Required work:
Identify each line below containing the string "проблемы" and copy it.

#### Input ####

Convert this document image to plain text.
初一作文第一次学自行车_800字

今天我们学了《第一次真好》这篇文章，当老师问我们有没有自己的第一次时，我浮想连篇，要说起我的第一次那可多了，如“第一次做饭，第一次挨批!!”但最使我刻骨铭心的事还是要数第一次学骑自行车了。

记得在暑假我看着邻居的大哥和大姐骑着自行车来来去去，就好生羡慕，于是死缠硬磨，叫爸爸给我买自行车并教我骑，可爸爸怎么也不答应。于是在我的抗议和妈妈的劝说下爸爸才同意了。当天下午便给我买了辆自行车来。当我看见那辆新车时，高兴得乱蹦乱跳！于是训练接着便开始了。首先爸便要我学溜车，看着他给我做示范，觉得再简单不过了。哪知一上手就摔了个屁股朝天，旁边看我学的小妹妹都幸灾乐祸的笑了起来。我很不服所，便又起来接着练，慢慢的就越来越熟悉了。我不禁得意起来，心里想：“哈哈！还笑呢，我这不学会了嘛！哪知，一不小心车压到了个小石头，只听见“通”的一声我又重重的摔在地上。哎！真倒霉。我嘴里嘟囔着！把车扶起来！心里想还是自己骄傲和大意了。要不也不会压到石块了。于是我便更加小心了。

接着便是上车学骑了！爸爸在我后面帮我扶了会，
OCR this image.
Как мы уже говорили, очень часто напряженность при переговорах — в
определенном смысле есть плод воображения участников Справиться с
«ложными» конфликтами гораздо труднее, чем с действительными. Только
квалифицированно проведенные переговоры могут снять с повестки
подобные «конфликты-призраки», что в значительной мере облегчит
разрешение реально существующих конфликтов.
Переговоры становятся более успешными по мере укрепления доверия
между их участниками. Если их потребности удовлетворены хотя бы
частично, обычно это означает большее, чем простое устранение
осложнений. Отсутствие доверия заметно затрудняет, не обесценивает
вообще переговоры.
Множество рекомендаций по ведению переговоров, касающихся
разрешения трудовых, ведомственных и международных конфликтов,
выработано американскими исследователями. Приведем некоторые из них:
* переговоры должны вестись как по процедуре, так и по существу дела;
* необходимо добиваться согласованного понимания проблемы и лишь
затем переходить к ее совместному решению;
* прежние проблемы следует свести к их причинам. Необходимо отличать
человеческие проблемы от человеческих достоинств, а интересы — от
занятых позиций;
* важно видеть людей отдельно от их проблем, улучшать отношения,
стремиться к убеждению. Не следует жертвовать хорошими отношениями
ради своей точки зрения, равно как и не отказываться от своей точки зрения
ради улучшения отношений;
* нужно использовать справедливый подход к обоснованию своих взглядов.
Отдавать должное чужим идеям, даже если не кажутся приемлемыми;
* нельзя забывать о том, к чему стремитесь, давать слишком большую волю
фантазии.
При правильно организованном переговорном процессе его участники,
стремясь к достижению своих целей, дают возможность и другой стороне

####
#### Input ####

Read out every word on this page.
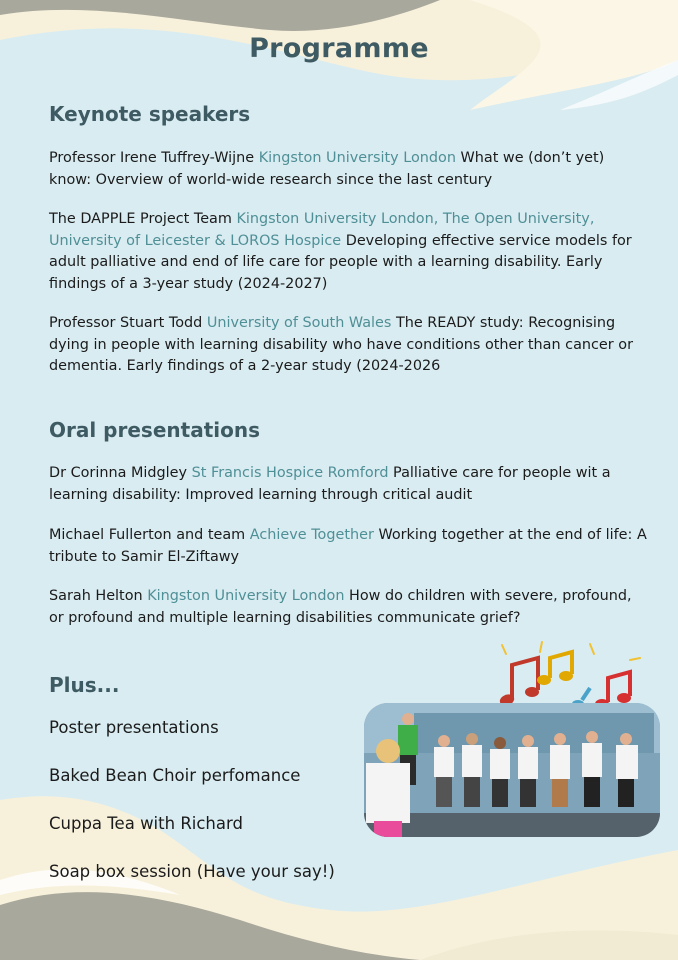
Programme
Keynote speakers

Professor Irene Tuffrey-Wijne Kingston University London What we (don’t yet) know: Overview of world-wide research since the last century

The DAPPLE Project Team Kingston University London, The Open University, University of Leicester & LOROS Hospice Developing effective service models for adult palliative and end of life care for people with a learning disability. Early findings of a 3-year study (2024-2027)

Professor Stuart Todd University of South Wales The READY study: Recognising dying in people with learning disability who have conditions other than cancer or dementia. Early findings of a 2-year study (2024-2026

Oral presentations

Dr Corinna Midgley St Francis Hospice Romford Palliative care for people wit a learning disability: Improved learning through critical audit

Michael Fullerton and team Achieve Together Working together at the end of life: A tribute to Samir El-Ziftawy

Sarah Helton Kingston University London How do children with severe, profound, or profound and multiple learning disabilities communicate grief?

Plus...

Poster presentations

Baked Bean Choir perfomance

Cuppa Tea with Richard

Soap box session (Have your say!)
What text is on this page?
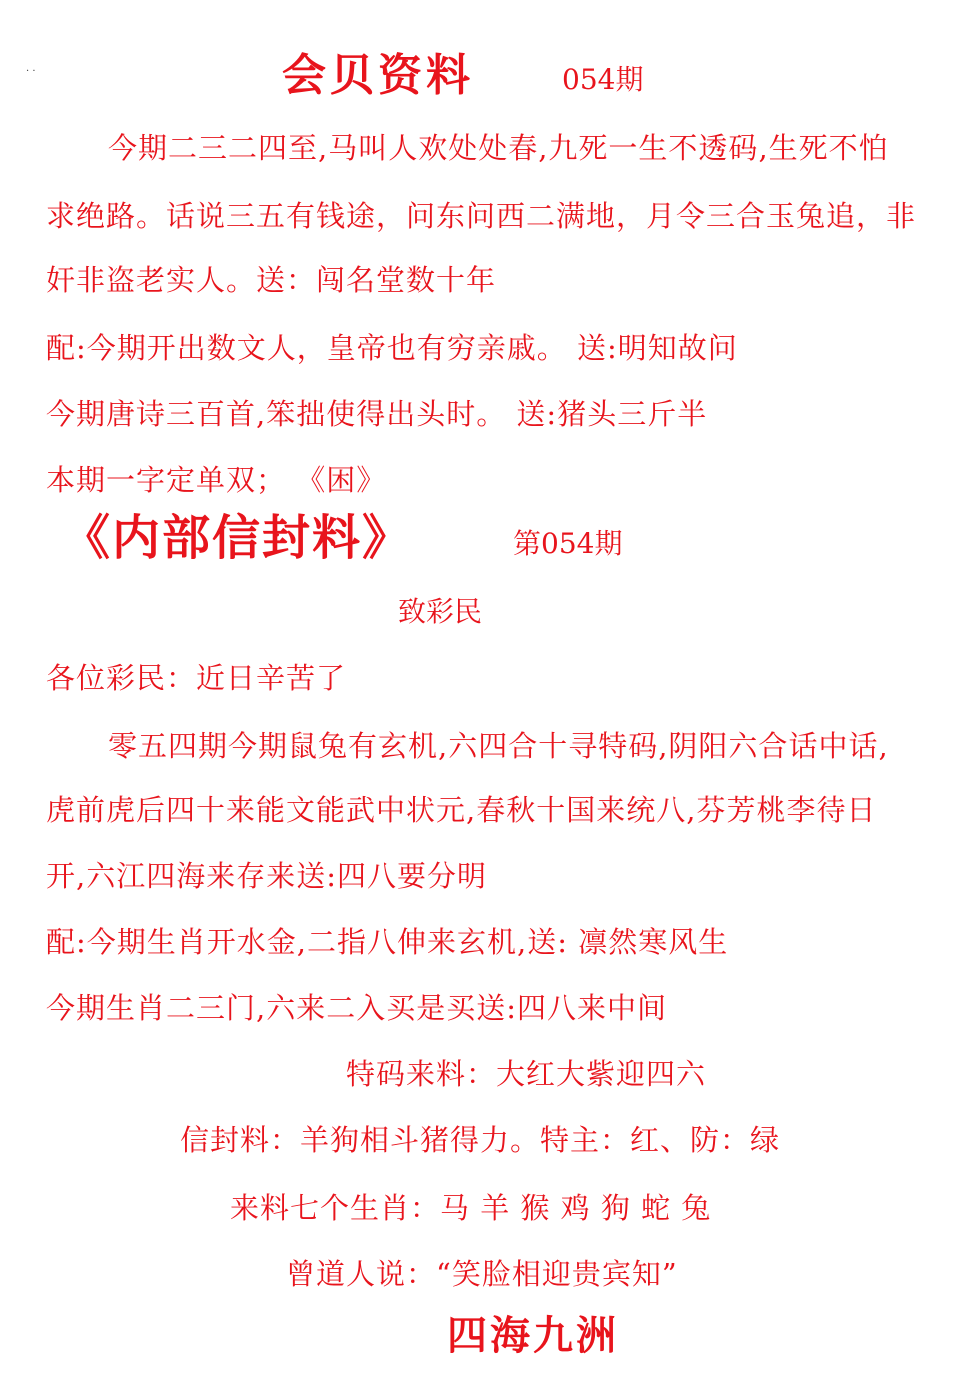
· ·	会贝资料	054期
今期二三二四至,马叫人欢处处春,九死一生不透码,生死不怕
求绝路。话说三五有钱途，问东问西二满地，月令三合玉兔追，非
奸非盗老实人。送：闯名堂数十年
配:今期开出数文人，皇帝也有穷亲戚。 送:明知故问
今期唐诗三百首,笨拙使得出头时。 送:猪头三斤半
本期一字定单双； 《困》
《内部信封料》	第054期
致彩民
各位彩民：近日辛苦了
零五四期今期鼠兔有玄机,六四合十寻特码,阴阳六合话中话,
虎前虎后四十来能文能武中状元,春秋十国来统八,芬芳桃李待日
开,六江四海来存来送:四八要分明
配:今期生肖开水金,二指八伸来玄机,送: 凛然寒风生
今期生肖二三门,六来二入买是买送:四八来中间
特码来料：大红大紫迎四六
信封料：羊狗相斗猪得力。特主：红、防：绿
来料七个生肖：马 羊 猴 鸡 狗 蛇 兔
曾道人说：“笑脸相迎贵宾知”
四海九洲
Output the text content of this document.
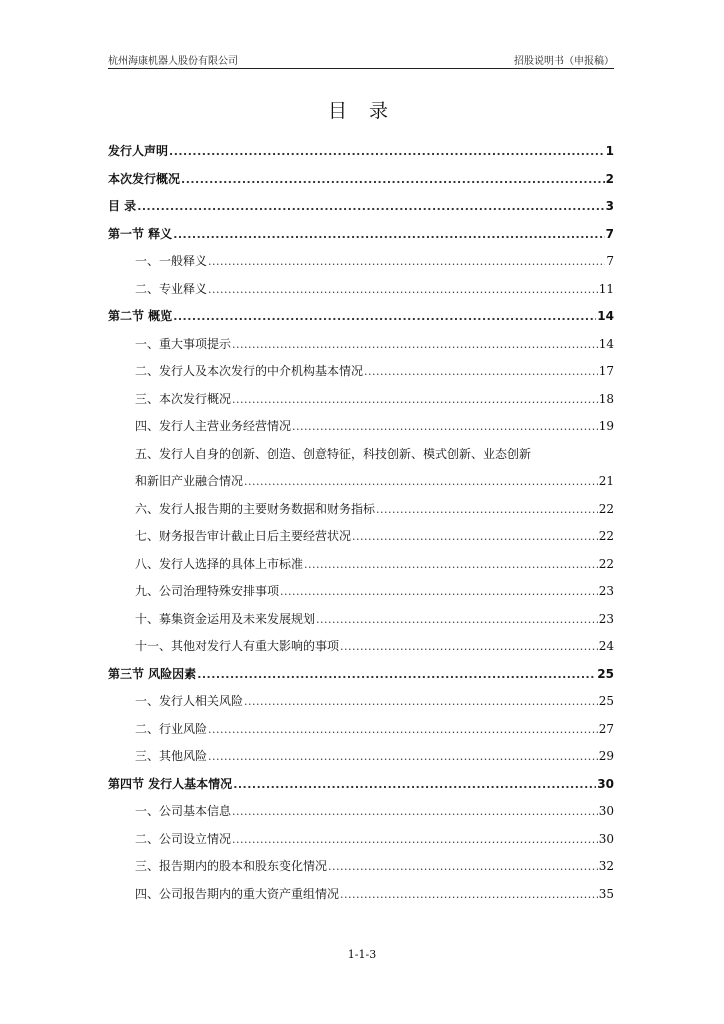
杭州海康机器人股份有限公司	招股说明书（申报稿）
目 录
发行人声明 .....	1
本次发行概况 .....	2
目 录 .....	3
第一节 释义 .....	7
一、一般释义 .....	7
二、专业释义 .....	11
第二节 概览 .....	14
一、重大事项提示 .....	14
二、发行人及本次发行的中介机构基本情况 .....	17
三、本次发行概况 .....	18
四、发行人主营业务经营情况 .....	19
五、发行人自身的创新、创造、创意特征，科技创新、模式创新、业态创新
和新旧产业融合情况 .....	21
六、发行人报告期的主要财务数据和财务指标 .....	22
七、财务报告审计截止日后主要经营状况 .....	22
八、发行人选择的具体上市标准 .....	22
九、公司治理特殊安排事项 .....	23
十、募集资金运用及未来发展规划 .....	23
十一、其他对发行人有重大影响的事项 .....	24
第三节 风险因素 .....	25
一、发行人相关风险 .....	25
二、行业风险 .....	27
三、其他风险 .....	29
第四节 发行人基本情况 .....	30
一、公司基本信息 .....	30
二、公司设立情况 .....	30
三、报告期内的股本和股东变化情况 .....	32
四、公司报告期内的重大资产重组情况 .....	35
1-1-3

####

Result of this exercise:
* необходимо добиваться согласованного понимания проблемы и лишь
* прежние проблемы следует свести к их причинам. Необходимо отличать
человеческие проблемы от человеческих достоинств, а интересы — от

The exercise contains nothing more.